▶ **Work instructions**: Only the lines from the line holding "Give me the" to the last line should be output, each exactly as given.

▶ **Data for this task**:
⟨
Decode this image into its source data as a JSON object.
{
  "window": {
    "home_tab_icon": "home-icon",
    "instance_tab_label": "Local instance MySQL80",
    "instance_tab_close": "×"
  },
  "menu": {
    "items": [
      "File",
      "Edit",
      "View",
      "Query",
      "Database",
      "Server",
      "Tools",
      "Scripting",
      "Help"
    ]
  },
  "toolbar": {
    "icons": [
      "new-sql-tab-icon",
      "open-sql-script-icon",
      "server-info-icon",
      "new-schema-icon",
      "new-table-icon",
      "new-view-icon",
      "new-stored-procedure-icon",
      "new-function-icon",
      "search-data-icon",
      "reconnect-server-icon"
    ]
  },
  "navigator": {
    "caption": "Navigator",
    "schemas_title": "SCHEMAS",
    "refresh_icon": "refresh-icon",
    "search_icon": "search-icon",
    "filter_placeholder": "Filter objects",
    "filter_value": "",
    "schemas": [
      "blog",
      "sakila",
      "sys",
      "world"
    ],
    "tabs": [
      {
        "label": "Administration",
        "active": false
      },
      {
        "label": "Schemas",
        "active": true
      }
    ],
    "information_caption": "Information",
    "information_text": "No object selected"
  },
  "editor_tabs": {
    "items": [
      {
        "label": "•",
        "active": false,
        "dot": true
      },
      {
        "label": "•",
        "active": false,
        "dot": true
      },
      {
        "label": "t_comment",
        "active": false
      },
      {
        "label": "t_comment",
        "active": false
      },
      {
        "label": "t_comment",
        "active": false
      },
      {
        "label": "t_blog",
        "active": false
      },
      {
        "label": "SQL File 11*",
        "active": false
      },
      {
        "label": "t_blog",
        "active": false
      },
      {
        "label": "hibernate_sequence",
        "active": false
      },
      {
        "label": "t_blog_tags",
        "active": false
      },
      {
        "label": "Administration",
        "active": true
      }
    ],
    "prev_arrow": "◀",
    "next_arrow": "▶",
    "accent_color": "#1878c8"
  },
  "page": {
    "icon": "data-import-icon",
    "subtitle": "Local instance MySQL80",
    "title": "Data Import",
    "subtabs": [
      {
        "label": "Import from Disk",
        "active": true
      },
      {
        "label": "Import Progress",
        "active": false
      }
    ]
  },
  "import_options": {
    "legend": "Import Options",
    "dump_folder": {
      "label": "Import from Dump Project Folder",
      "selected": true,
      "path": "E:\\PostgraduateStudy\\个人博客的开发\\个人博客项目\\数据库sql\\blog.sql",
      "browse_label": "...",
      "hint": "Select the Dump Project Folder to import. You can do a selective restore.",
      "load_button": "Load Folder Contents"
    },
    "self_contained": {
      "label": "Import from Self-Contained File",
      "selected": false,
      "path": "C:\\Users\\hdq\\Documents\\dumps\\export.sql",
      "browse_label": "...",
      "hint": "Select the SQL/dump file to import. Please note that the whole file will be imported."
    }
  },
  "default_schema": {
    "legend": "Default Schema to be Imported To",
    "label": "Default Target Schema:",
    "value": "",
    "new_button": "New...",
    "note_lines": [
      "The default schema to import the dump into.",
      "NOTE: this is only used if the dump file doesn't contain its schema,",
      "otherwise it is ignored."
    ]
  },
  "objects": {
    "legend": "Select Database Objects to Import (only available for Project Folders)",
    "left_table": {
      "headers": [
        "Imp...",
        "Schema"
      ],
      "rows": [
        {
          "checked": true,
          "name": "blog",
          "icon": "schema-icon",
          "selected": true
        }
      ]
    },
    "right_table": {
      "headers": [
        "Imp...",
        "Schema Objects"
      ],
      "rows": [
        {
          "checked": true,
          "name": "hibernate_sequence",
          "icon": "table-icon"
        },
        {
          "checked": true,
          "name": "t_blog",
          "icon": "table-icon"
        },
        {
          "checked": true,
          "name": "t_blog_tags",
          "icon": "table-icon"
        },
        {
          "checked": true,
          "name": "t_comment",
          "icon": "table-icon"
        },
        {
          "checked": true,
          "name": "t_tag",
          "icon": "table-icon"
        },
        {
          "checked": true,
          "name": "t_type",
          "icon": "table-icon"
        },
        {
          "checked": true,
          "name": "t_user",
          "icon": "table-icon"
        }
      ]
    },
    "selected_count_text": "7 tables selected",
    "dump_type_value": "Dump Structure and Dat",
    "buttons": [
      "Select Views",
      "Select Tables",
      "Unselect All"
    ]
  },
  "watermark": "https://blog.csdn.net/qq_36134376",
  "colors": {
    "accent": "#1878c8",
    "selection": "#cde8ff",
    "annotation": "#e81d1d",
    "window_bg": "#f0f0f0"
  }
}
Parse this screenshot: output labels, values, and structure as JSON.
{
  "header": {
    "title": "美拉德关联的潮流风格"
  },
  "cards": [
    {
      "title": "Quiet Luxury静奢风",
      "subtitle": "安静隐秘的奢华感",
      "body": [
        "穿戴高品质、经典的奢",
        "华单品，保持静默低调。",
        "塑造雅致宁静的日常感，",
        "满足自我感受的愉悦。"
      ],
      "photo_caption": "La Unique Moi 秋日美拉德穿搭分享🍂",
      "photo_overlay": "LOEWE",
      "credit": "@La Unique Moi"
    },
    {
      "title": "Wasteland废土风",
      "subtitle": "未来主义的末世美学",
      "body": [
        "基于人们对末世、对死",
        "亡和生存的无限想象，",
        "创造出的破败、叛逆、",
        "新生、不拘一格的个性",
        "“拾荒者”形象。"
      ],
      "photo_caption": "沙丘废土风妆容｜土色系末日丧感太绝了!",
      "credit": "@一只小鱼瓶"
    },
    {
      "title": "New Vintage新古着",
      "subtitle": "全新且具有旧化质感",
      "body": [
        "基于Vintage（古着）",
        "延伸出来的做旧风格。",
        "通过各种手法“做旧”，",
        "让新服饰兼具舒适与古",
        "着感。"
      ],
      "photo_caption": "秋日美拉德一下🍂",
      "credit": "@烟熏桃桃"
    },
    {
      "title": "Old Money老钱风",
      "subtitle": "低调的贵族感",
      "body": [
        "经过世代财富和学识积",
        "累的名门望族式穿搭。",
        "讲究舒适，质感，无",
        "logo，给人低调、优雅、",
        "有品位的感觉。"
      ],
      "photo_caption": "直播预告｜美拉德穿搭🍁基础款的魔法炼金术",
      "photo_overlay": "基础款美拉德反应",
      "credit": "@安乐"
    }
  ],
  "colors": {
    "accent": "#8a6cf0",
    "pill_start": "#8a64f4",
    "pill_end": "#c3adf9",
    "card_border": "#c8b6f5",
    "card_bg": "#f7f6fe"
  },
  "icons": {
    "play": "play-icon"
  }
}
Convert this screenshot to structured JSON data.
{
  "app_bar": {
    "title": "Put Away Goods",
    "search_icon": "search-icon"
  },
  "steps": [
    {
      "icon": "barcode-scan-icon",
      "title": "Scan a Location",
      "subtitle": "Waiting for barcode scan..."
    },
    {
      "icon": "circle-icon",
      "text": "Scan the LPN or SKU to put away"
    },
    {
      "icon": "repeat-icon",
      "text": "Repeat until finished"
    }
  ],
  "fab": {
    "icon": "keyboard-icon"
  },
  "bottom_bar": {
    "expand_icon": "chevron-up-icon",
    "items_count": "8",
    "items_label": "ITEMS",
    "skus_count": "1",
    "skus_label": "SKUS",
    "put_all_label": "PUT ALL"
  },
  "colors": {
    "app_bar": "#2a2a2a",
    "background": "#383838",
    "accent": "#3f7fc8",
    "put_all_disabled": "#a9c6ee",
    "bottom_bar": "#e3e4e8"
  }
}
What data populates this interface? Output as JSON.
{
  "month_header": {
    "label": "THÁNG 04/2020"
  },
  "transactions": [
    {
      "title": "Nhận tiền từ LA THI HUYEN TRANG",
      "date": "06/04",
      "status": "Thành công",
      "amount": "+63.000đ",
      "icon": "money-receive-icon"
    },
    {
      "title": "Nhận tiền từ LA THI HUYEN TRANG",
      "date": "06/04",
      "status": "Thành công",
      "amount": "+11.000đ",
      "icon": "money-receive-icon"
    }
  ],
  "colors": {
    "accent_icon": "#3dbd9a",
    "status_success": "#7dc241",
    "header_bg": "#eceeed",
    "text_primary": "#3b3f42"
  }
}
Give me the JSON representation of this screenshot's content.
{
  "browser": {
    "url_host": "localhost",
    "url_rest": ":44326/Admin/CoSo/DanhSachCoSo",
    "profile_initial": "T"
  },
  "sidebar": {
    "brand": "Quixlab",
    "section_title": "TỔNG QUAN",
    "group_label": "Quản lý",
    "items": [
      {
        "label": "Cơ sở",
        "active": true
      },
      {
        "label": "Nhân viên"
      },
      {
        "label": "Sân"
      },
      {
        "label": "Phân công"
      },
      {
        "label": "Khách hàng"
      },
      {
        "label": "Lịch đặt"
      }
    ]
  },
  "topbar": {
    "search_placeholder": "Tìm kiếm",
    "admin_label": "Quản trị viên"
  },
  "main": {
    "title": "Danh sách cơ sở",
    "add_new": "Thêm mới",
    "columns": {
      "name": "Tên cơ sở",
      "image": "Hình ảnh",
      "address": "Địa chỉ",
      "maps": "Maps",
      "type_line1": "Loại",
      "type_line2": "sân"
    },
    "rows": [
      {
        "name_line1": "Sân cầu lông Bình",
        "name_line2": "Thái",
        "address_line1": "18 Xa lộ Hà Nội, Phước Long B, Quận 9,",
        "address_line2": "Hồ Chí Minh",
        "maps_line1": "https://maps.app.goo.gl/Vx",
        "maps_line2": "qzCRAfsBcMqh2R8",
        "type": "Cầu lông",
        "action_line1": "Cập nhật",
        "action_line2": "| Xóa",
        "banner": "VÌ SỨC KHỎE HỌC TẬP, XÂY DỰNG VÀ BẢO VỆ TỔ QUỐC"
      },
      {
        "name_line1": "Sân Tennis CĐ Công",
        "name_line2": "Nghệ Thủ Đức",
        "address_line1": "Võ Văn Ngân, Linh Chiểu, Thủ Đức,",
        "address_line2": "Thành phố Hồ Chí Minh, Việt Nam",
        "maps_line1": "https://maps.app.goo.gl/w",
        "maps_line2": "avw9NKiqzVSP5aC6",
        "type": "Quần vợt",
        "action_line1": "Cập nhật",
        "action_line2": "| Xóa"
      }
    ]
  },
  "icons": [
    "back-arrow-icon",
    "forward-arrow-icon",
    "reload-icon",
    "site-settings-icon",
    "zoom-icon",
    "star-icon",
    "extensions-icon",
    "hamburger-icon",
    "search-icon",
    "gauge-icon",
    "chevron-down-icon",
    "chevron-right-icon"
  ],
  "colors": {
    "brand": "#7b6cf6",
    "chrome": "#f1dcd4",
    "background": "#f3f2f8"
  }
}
⟩
▶ **Output below**:
Give me the JSON representation of this screenshot's content.
{
  "browser": {
    "url_host": "localhost",
    "url_rest": ":44326/Admin/CoSo/DanhSachCoSo",
    "profile_initial": "T"
  },
  "sidebar": {
    "brand": "Quixlab",
    "section_title": "TỔNG QUAN",
    "group_label": "Quản lý",
    "items": [
      {
        "label": "Cơ sở",
        "active": true
      },
      {
        "label": "Nhân viên"
      },
      {
        "label": "Sân"
      },
      {
        "label": "Phân công"
      },
      {
        "label": "Khách hàng"
      },
      {
        "label": "Lịch đặt"
      }
    ]
  },
  "topbar": {
    "search_placeholder": "Tìm kiếm",
    "admin_label": "Quản trị viên"
  },
  "main": {
    "title": "Danh sách cơ sở",
    "add_new": "Thêm mới",
    "columns": {
      "name": "Tên cơ sở",
      "image": "Hình ảnh",
      "address": "Địa chỉ",
      "maps": "Maps",
      "type_line1": "Loại",
      "type_line2": "sân"
    },
    "rows": [
      {
        "name_line1": "Sân cầu lông Bình",
        "name_line2": "Thái",
        "address_line1": "18 Xa lộ Hà Nội, Phước Long B, Quận 9,",
        "address_line2": "Hồ Chí Minh",
        "maps_line1": "https://maps.app.goo.gl/Vx",
        "maps_line2": "qzCRAfsBcMqh2R8",
        "type": "Cầu lông",
        "action_line1": "Cập nhật",
        "action_line2": "| Xóa",
        "banner": "VÌ SỨC KHỎE HỌC TẬP, XÂY DỰNG VÀ BẢO VỆ TỔ QUỐC"
      },
      {
        "name_line1": "Sân Tennis CĐ Công",
        "name_line2": "Nghệ Thủ Đức",
        "address_line1": "Võ Văn Ngân, Linh Chiểu, Thủ Đức,",
        "address_line2": "Thành phố Hồ Chí Minh, Việt Nam",
        "maps_line1": "https://maps.app.goo.gl/w",
        "maps_line2": "avw9NKiqzVSP5aC6",
        "type": "Quần vợt",
        "action_line1": "Cập nhật",
        "action_line2": "| Xóa"
      }
    ]
  },
  "icons": [
    "back-arrow-icon",
    "forward-arrow-icon",
    "reload-icon",
    "site-settings-icon",
    "zoom-icon",
    "star-icon",
    "extensions-icon",
    "hamburger-icon",
    "search-icon",
    "gauge-icon",
    "chevron-down-icon",
    "chevron-right-icon"
  ],
  "colors": {
    "brand": "#7b6cf6",
    "chrome": "#f1dcd4",
    "background": "#f3f2f8"
  }
}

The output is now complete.